Items listed in a dataset
--*--

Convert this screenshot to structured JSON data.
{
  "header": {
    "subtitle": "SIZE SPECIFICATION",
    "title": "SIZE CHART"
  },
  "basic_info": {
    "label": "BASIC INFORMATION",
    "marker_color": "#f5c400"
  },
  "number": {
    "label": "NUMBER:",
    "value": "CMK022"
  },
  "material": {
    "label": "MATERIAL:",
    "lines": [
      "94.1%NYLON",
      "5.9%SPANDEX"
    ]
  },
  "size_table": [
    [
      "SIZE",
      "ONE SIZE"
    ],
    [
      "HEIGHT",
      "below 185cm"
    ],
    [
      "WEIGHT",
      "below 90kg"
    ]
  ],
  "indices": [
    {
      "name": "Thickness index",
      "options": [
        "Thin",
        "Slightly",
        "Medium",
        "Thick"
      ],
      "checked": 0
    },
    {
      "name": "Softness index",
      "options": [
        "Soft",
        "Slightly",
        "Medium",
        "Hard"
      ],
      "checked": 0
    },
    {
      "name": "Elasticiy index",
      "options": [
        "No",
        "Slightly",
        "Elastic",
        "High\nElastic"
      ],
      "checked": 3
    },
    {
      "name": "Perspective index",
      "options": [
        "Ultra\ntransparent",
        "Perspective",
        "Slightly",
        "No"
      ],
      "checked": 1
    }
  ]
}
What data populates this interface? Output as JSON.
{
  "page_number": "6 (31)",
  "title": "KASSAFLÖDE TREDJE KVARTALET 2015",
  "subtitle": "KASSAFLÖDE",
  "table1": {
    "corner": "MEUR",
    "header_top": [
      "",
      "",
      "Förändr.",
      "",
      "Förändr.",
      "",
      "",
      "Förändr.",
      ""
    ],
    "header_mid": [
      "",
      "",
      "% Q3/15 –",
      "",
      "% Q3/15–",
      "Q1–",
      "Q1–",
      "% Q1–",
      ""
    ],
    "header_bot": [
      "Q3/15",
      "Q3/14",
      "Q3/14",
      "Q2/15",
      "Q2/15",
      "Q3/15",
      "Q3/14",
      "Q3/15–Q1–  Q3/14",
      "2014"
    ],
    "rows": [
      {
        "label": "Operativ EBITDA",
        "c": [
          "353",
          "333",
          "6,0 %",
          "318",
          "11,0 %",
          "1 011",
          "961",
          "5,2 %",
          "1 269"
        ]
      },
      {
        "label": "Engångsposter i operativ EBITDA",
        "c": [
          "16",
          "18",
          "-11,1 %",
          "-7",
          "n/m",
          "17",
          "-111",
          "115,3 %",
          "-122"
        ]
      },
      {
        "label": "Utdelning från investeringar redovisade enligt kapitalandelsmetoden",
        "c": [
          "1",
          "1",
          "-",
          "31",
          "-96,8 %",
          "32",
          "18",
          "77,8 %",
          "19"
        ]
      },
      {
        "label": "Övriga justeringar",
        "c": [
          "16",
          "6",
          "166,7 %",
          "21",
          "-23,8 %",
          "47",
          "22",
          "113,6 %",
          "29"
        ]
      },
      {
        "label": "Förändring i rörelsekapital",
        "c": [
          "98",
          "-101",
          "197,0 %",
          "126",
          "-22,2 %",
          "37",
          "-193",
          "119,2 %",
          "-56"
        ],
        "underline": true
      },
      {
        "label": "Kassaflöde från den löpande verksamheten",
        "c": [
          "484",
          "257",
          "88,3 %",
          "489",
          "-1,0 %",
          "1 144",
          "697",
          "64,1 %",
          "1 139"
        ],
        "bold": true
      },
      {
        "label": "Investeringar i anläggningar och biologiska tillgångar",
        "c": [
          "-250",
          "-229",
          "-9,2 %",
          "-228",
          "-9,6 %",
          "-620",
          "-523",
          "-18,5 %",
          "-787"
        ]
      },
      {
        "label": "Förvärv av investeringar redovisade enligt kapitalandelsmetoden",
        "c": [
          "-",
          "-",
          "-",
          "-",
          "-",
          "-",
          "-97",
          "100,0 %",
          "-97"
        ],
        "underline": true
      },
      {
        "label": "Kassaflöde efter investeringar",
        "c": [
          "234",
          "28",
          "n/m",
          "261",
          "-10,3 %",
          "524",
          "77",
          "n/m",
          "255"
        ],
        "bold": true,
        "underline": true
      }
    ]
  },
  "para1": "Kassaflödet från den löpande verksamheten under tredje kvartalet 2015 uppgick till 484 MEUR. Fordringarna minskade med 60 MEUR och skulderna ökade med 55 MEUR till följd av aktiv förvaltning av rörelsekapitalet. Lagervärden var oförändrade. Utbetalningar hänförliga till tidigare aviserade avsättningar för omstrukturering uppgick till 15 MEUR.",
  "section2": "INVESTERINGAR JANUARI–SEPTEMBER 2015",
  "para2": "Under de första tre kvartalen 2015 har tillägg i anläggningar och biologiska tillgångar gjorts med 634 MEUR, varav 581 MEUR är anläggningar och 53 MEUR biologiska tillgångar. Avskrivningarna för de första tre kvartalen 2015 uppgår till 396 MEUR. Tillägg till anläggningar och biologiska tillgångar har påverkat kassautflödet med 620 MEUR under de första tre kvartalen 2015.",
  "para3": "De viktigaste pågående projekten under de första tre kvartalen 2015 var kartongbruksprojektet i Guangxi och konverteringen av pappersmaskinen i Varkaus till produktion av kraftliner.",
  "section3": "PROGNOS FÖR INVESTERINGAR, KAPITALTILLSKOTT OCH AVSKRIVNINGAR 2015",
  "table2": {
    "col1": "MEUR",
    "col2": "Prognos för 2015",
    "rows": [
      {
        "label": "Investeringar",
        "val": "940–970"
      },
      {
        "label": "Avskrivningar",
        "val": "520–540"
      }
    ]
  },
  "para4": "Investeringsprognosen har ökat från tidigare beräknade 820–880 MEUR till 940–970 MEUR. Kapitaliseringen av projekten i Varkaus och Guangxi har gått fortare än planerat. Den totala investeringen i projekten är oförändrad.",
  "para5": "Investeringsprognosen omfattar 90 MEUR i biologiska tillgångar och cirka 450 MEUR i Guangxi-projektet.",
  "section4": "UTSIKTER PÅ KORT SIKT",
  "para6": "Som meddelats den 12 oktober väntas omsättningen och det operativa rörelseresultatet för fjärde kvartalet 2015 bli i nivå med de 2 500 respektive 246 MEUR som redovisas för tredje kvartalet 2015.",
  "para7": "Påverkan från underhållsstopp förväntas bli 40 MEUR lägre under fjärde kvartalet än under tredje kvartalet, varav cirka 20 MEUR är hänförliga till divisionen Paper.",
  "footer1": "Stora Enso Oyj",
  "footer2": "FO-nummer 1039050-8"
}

--*--

--- EXERCISE OBJECTIVE ---
The data above must be returned in full, exactly as written.

--- THE COMPLETED TASK ---
Convert this screenshot to structured JSON data.
{
  "header": {
    "subtitle": "SIZE SPECIFICATION",
    "title": "SIZE CHART"
  },
  "basic_info": {
    "label": "BASIC INFORMATION",
    "marker_color": "#f5c400"
  },
  "number": {
    "label": "NUMBER:",
    "value": "CMK022"
  },
  "material": {
    "label": "MATERIAL:",
    "lines": [
      "94.1%NYLON",
      "5.9%SPANDEX"
    ]
  },
  "size_table": [
    [
      "SIZE",
      "ONE SIZE"
    ],
    [
      "HEIGHT",
      "below 185cm"
    ],
    [
      "WEIGHT",
      "below 90kg"
    ]
  ],
  "indices": [
    {
      "name": "Thickness index",
      "options": [
        "Thin",
        "Slightly",
        "Medium",
        "Thick"
      ],
      "checked": 0
    },
    {
      "name": "Softness index",
      "options": [
        "Soft",
        "Slightly",
        "Medium",
        "Hard"
      ],
      "checked": 0
    },
    {
      "name": "Elasticiy index",
      "options": [
        "No",
        "Slightly",
        "Elastic",
        "High\nElastic"
      ],
      "checked": 3
    },
    {
      "name": "Perspective index",
      "options": [
        "Ultra\ntransparent",
        "Perspective",
        "Slightly",
        "No"
      ],
      "checked": 1
    }
  ]
}
What data populates this interface? Output as JSON.
{
  "page_number": "6 (31)",
  "title": "KASSAFLÖDE TREDJE KVARTALET 2015",
  "subtitle": "KASSAFLÖDE",
  "table1": {
    "corner": "MEUR",
    "header_top": [
      "",
      "",
      "Förändr.",
      "",
      "Förändr.",
      "",
      "",
      "Förändr.",
      ""
    ],
    "header_mid": [
      "",
      "",
      "% Q3/15 –",
      "",
      "% Q3/15–",
      "Q1–",
      "Q1–",
      "% Q1–",
      ""
    ],
    "header_bot": [
      "Q3/15",
      "Q3/14",
      "Q3/14",
      "Q2/15",
      "Q2/15",
      "Q3/15",
      "Q3/14",
      "Q3/15–Q1–  Q3/14",
      "2014"
    ],
    "rows": [
      {
        "label": "Operativ EBITDA",
        "c": [
          "353",
          "333",
          "6,0 %",
          "318",
          "11,0 %",
          "1 011",
          "961",
          "5,2 %",
          "1 269"
        ]
      },
      {
        "label": "Engångsposter i operativ EBITDA",
        "c": [
          "16",
          "18",
          "-11,1 %",
          "-7",
          "n/m",
          "17",
          "-111",
          "115,3 %",
          "-122"
        ]
      },
      {
        "label": "Utdelning från investeringar redovisade enligt kapitalandelsmetoden",
        "c": [
          "1",
          "1",
          "-",
          "31",
          "-96,8 %",
          "32",
          "18",
          "77,8 %",
          "19"
        ]
      },
      {
        "label": "Övriga justeringar",
        "c": [
          "16",
          "6",
          "166,7 %",
          "21",
          "-23,8 %",
          "47",
          "22",
          "113,6 %",
          "29"
        ]
      },
      {
        "label": "Förändring i rörelsekapital",
        "c": [
          "98",
          "-101",
          "197,0 %",
          "126",
          "-22,2 %",
          "37",
          "-193",
          "119,2 %",
          "-56"
        ],
        "underline": true
      },
      {
        "label": "Kassaflöde från den löpande verksamheten",
        "c": [
          "484",
          "257",
          "88,3 %",
          "489",
          "-1,0 %",
          "1 144",
          "697",
          "64,1 %",
          "1 139"
        ],
        "bold": true
      },
      {
        "label": "Investeringar i anläggningar och biologiska tillgångar",
        "c": [
          "-250",
          "-229",
          "-9,2 %",
          "-228",
          "-9,6 %",
          "-620",
          "-523",
          "-18,5 %",
          "-787"
        ]
      },
      {
        "label": "Förvärv av investeringar redovisade enligt kapitalandelsmetoden",
        "c": [
          "-",
          "-",
          "-",
          "-",
          "-",
          "-",
          "-97",
          "100,0 %",
          "-97"
        ],
        "underline": true
      },
      {
        "label": "Kassaflöde efter investeringar",
        "c": [
          "234",
          "28",
          "n/m",
          "261",
          "-10,3 %",
          "524",
          "77",
          "n/m",
          "255"
        ],
        "bold": true,
        "underline": true
      }
    ]
  },
  "para1": "Kassaflödet från den löpande verksamheten under tredje kvartalet 2015 uppgick till 484 MEUR. Fordringarna minskade med 60 MEUR och skulderna ökade med 55 MEUR till följd av aktiv förvaltning av rörelsekapitalet. Lagervärden var oförändrade. Utbetalningar hänförliga till tidigare aviserade avsättningar för omstrukturering uppgick till 15 MEUR.",
  "section2": "INVESTERINGAR JANUARI–SEPTEMBER 2015",
  "para2": "Under de första tre kvartalen 2015 har tillägg i anläggningar och biologiska tillgångar gjorts med 634 MEUR, varav 581 MEUR är anläggningar och 53 MEUR biologiska tillgångar. Avskrivningarna för de första tre kvartalen 2015 uppgår till 396 MEUR. Tillägg till anläggningar och biologiska tillgångar har påverkat kassautflödet med 620 MEUR under de första tre kvartalen 2015.",
  "para3": "De viktigaste pågående projekten under de första tre kvartalen 2015 var kartongbruksprojektet i Guangxi och konverteringen av pappersmaskinen i Varkaus till produktion av kraftliner.",
  "section3": "PROGNOS FÖR INVESTERINGAR, KAPITALTILLSKOTT OCH AVSKRIVNINGAR 2015",
  "table2": {
    "col1": "MEUR",
    "col2": "Prognos för 2015",
    "rows": [
      {
        "label": "Investeringar",
        "val": "940–970"
      },
      {
        "label": "Avskrivningar",
        "val": "520–540"
      }
    ]
  },
  "para4": "Investeringsprognosen har ökat från tidigare beräknade 820–880 MEUR till 940–970 MEUR. Kapitaliseringen av projekten i Varkaus och Guangxi har gått fortare än planerat. Den totala investeringen i projekten är oförändrad.",
  "para5": "Investeringsprognosen omfattar 90 MEUR i biologiska tillgångar och cirka 450 MEUR i Guangxi-projektet.",
  "section4": "UTSIKTER PÅ KORT SIKT",
  "para6": "Som meddelats den 12 oktober väntas omsättningen och det operativa rörelseresultatet för fjärde kvartalet 2015 bli i nivå med de 2 500 respektive 246 MEUR som redovisas för tredje kvartalet 2015.",
  "para7": "Påverkan från underhållsstopp förväntas bli 40 MEUR lägre under fjärde kvartalet än under tredje kvartalet, varav cirka 20 MEUR är hänförliga till divisionen Paper.",
  "footer1": "Stora Enso Oyj",
  "footer2": "FO-nummer 1039050-8"
}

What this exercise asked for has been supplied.